WHAT YOU NEED TO DO. Only a number is wanted: the count of lines in this listing that contain "Remote".

****************

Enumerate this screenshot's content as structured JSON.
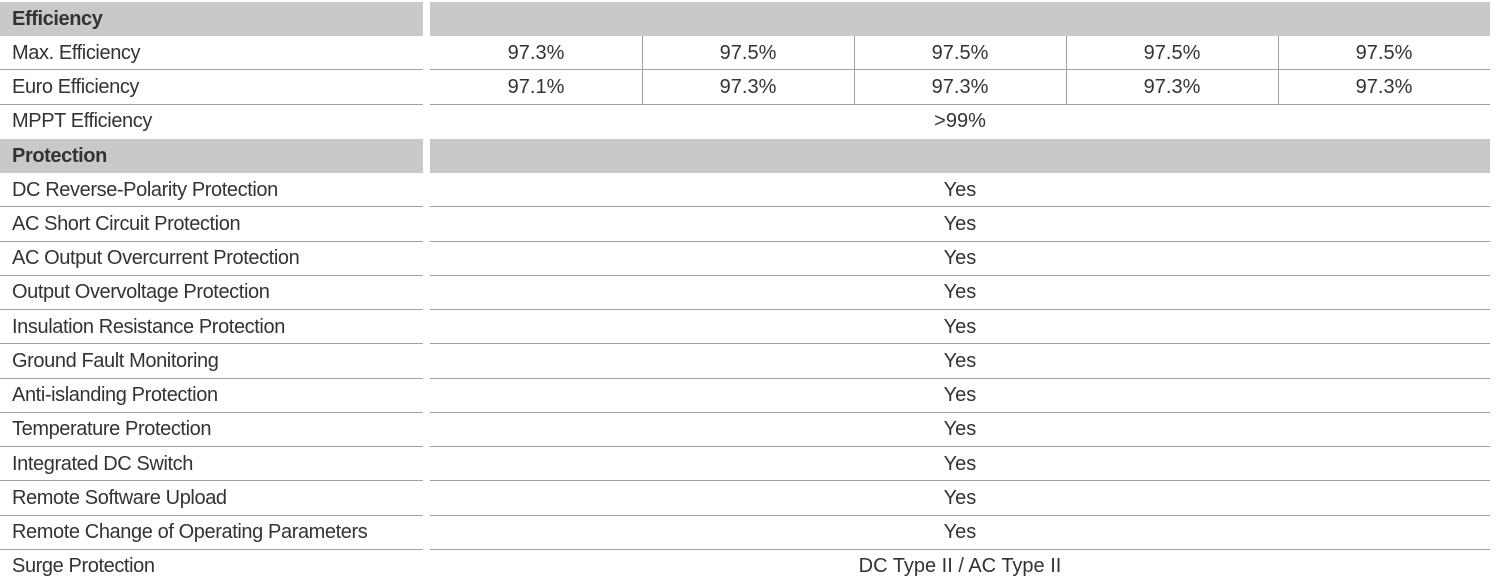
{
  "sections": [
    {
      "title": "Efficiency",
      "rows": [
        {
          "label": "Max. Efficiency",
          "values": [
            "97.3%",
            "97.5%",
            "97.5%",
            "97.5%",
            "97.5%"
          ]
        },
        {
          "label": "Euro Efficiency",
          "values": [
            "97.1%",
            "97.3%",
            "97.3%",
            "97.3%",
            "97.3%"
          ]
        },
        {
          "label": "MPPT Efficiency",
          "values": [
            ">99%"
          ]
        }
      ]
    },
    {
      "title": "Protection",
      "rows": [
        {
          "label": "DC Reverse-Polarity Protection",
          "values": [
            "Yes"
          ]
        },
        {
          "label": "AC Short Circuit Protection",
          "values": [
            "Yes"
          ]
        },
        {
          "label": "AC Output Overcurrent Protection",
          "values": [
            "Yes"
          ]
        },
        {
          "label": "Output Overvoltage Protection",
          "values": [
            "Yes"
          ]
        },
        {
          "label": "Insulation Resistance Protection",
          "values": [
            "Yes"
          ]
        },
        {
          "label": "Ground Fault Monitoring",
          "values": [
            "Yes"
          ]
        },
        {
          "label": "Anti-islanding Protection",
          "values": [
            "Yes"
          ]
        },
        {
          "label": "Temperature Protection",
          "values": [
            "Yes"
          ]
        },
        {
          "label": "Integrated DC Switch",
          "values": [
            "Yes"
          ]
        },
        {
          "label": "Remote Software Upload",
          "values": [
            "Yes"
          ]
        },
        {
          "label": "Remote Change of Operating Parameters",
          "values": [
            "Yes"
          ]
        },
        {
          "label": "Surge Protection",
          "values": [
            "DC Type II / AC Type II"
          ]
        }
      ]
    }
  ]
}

****************

WORKED ANSWER. 2